[What is being asked] Give back the full listing verbatim, apart from its images.

[Data lines]
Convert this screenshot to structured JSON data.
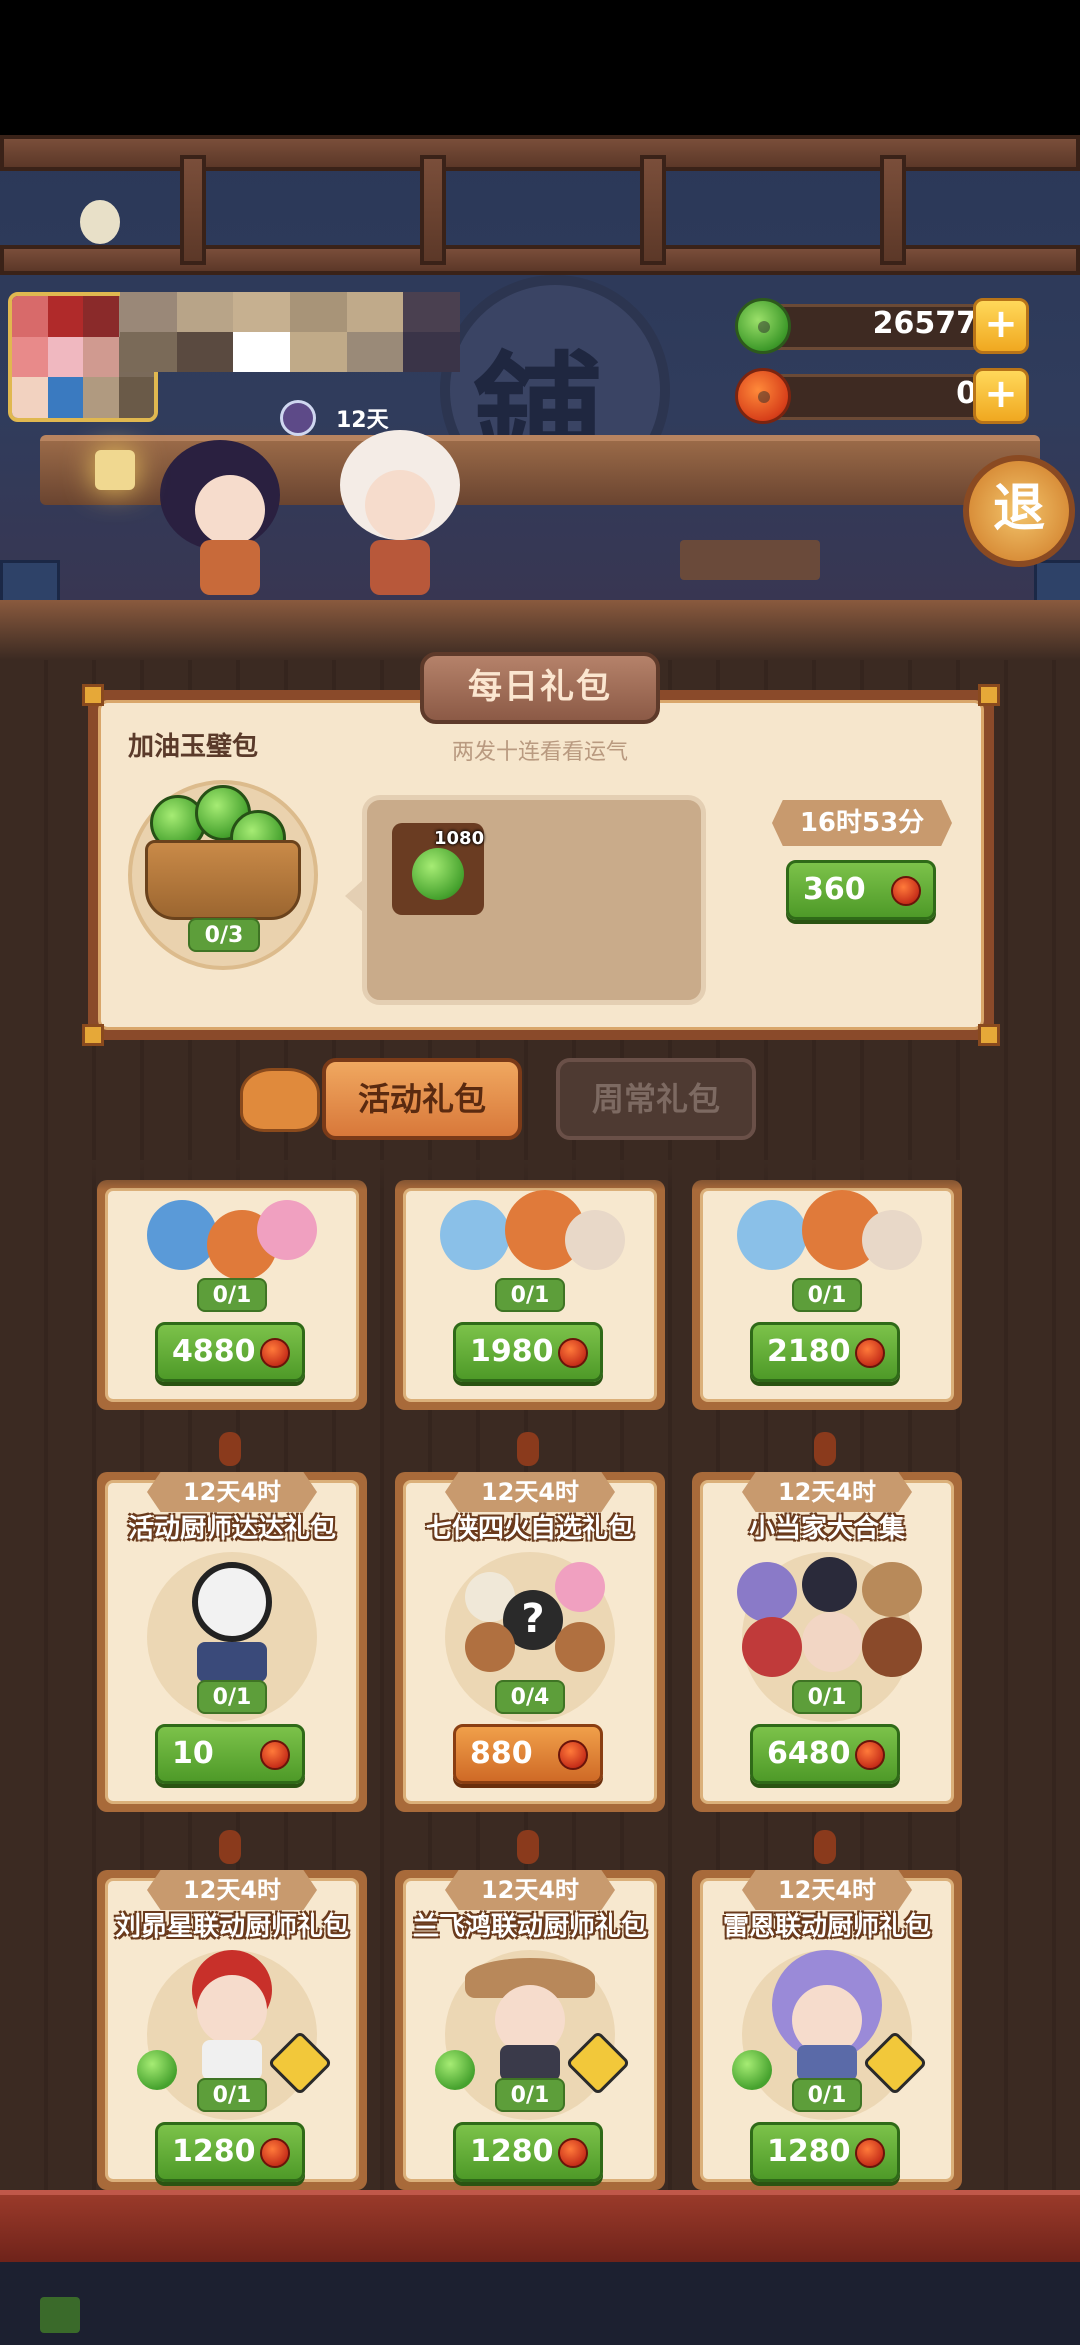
{
  "currency": {
    "jade": {
      "value": "26577",
      "icon": "jade-icon"
    },
    "red": {
      "value": "0",
      "icon": "red-jade-icon"
    },
    "plus_label": "+"
  },
  "scene": {
    "sign_char": "鋪",
    "friend_days": "12天"
  },
  "exit_label": "退",
  "daily": {
    "title": "每日礼包",
    "subtitle": "两发十连看看运气",
    "pack_name": "加油玉璧包",
    "progress": "0/3",
    "item_count": "1080",
    "timer": "16时53分",
    "price": "360"
  },
  "tabs": {
    "active": "活动礼包",
    "inactive": "周常礼包"
  },
  "cards": {
    "row1": [
      {
        "progress": "0/1",
        "price": "4880"
      },
      {
        "progress": "0/1",
        "price": "1980"
      },
      {
        "progress": "0/1",
        "price": "2180"
      }
    ],
    "row2": [
      {
        "timer": "12天4时",
        "name": "活动厨师达达礼包",
        "progress": "0/1",
        "price": "10"
      },
      {
        "timer": "12天4时",
        "name": "七侠四火自选礼包",
        "progress": "0/4",
        "price": "880"
      },
      {
        "timer": "12天4时",
        "name": "小当家大合集",
        "progress": "0/1",
        "price": "6480"
      }
    ],
    "row3": [
      {
        "timer": "12天4时",
        "name": "刘昴星联动厨师礼包",
        "progress": "0/1",
        "price": "1280"
      },
      {
        "timer": "12天4时",
        "name": "兰飞鸿联动厨师礼包",
        "progress": "0/1",
        "price": "1280"
      },
      {
        "timer": "12天4时",
        "name": "雷恩联动厨师礼包",
        "progress": "0/1",
        "price": "1280"
      }
    ]
  },
  "colors": {
    "green_button": "#5ea82e",
    "orange_button": "#d8783a",
    "wood": "#3b2a22"
  }
}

[Full response]
Convert this screenshot to structured JSON data.
{
  "currency": {
    "jade": {
      "value": "26577",
      "icon": "jade-icon"
    },
    "red": {
      "value": "0",
      "icon": "red-jade-icon"
    },
    "plus_label": "+"
  },
  "scene": {
    "sign_char": "鋪",
    "friend_days": "12天"
  },
  "exit_label": "退",
  "daily": {
    "title": "每日礼包",
    "subtitle": "两发十连看看运气",
    "pack_name": "加油玉璧包",
    "progress": "0/3",
    "item_count": "1080",
    "timer": "16时53分",
    "price": "360"
  },
  "tabs": {
    "active": "活动礼包",
    "inactive": "周常礼包"
  },
  "cards": {
    "row1": [
      {
        "progress": "0/1",
        "price": "4880"
      },
      {
        "progress": "0/1",
        "price": "1980"
      },
      {
        "progress": "0/1",
        "price": "2180"
      }
    ],
    "row2": [
      {
        "timer": "12天4时",
        "name": "活动厨师达达礼包",
        "progress": "0/1",
        "price": "10"
      },
      {
        "timer": "12天4时",
        "name": "七侠四火自选礼包",
        "progress": "0/4",
        "price": "880"
      },
      {
        "timer": "12天4时",
        "name": "小当家大合集",
        "progress": "0/1",
        "price": "6480"
      }
    ],
    "row3": [
      {
        "timer": "12天4时",
        "name": "刘昴星联动厨师礼包",
        "progress": "0/1",
        "price": "1280"
      },
      {
        "timer": "12天4时",
        "name": "兰飞鸿联动厨师礼包",
        "progress": "0/1",
        "price": "1280"
      },
      {
        "timer": "12天4时",
        "name": "雷恩联动厨师礼包",
        "progress": "0/1",
        "price": "1280"
      }
    ]
  },
  "colors": {
    "green_button": "#5ea82e",
    "orange_button": "#d8783a",
    "wood": "#3b2a22"
  }
}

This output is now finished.